╔══
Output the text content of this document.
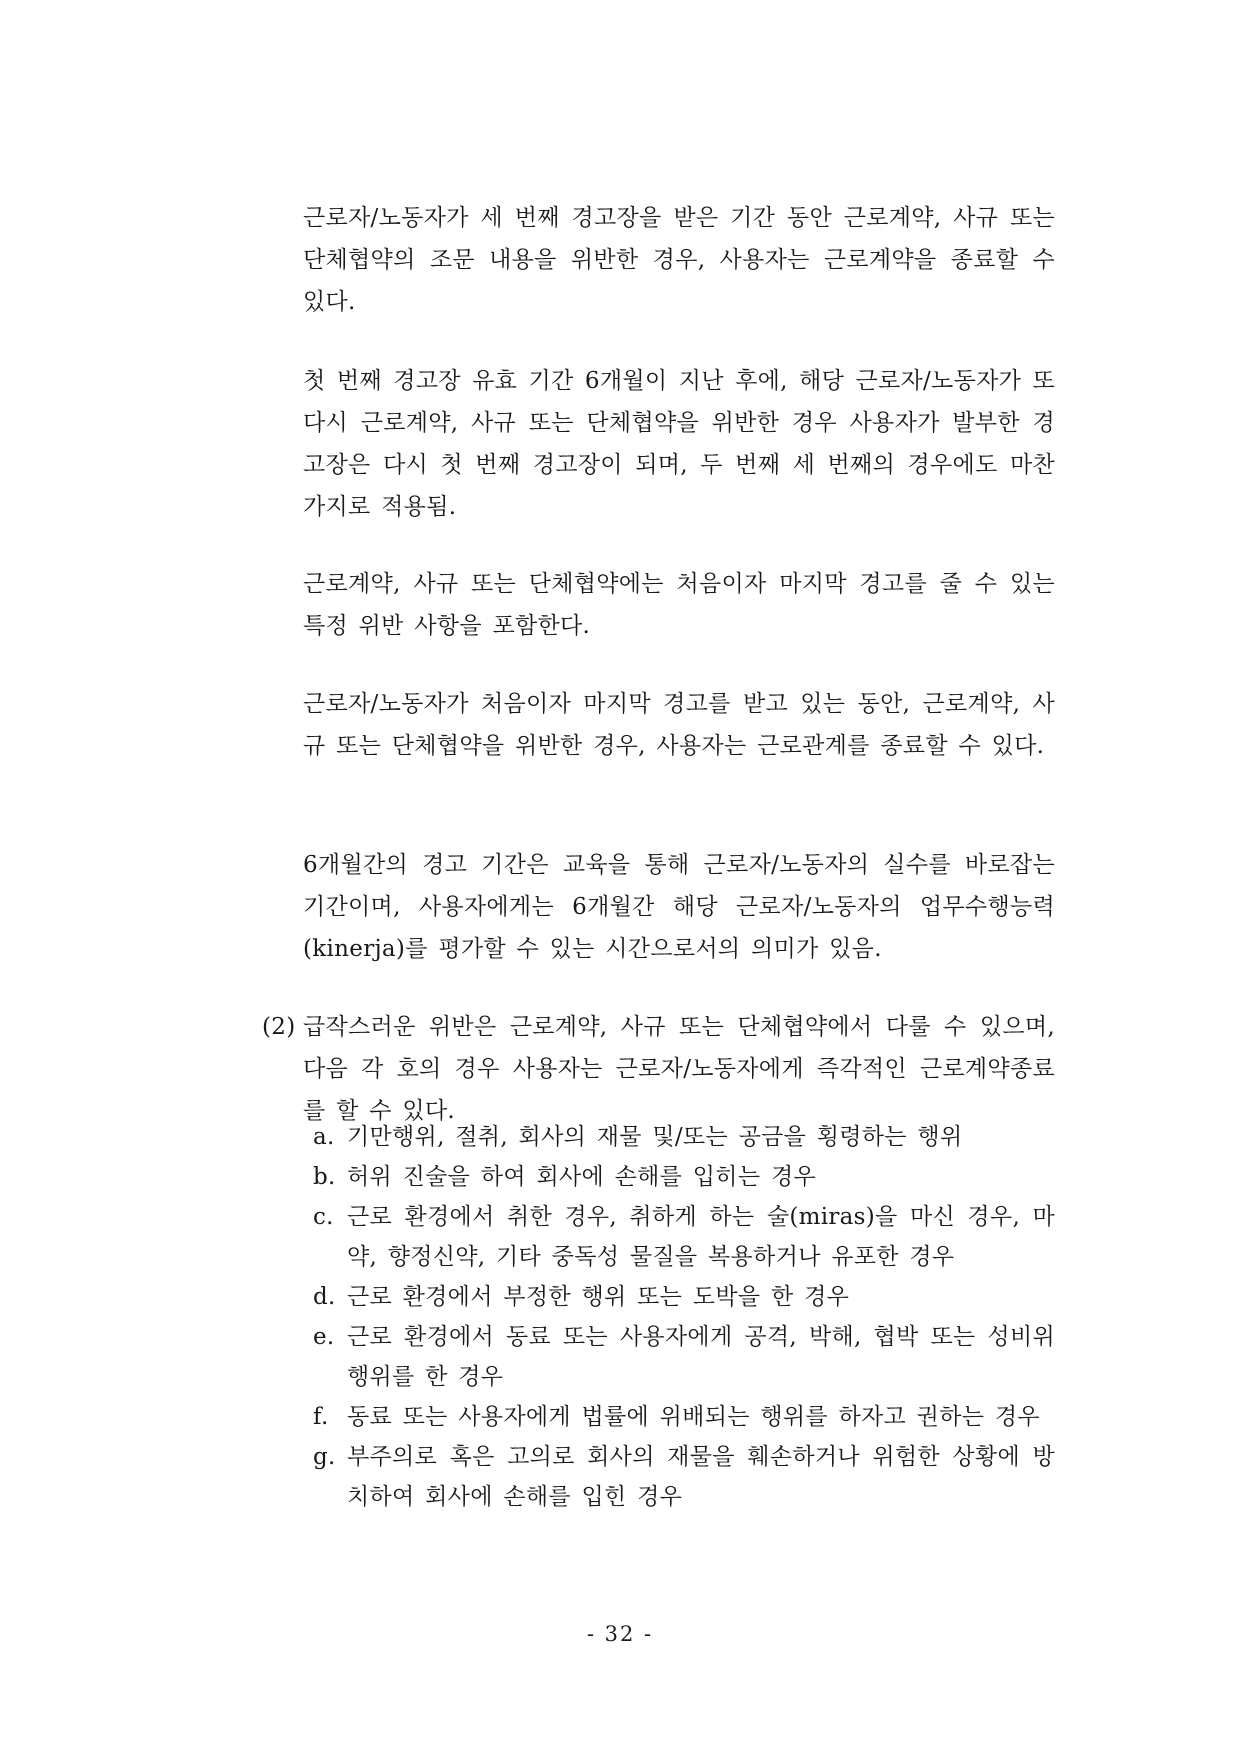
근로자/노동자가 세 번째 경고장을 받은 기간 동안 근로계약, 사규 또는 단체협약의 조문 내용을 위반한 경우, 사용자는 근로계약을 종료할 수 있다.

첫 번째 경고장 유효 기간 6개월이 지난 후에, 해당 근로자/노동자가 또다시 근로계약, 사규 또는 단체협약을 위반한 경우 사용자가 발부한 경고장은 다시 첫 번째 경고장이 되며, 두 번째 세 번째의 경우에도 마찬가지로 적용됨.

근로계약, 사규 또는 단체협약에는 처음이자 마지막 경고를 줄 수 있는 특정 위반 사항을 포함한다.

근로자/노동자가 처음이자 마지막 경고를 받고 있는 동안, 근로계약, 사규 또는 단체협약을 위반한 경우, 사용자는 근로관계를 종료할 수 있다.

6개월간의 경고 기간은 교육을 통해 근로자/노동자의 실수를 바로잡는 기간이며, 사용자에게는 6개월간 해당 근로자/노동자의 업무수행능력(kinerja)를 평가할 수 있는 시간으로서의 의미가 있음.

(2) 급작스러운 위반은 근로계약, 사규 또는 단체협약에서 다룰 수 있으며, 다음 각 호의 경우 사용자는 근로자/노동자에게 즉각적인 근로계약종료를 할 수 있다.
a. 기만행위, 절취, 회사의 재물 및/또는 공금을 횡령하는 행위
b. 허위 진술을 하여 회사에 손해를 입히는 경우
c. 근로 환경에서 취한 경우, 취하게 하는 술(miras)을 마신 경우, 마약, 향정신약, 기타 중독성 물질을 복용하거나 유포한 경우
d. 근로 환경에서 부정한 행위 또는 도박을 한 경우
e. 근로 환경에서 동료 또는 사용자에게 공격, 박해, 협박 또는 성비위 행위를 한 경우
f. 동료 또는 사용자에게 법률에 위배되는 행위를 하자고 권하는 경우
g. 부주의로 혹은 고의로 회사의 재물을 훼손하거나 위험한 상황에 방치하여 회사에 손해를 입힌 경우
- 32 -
╚══
╔══
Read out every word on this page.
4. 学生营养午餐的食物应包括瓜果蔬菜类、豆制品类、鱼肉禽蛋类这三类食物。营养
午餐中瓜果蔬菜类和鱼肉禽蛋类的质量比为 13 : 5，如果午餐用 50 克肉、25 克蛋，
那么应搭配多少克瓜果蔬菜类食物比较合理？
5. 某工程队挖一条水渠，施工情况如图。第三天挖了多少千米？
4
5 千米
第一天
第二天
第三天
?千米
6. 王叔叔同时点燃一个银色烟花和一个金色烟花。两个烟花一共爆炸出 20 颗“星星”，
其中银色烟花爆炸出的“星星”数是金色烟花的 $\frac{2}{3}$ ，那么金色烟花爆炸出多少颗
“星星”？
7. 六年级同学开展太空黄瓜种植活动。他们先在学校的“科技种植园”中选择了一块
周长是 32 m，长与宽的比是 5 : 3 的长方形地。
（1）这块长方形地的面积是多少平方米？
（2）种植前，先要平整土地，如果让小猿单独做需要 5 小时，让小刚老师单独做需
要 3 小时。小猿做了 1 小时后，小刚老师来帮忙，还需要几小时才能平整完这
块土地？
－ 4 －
╚══
#### [Set problem]
Which lines above hold the word "처음이자"? Copy each of them.

#### [Solved problem]
근로계약, 사규 또는 단체협약에는 처음이자 마지막 경고를 줄 수 있는 특정 위반 사항을 포함한다.
근로자/노동자가 처음이자 마지막 경고를 받고 있는 동안, 근로계약, 사규 또는 단체협약을 위반한 경우, 사용자는 근로관계를 종료할 수 있다.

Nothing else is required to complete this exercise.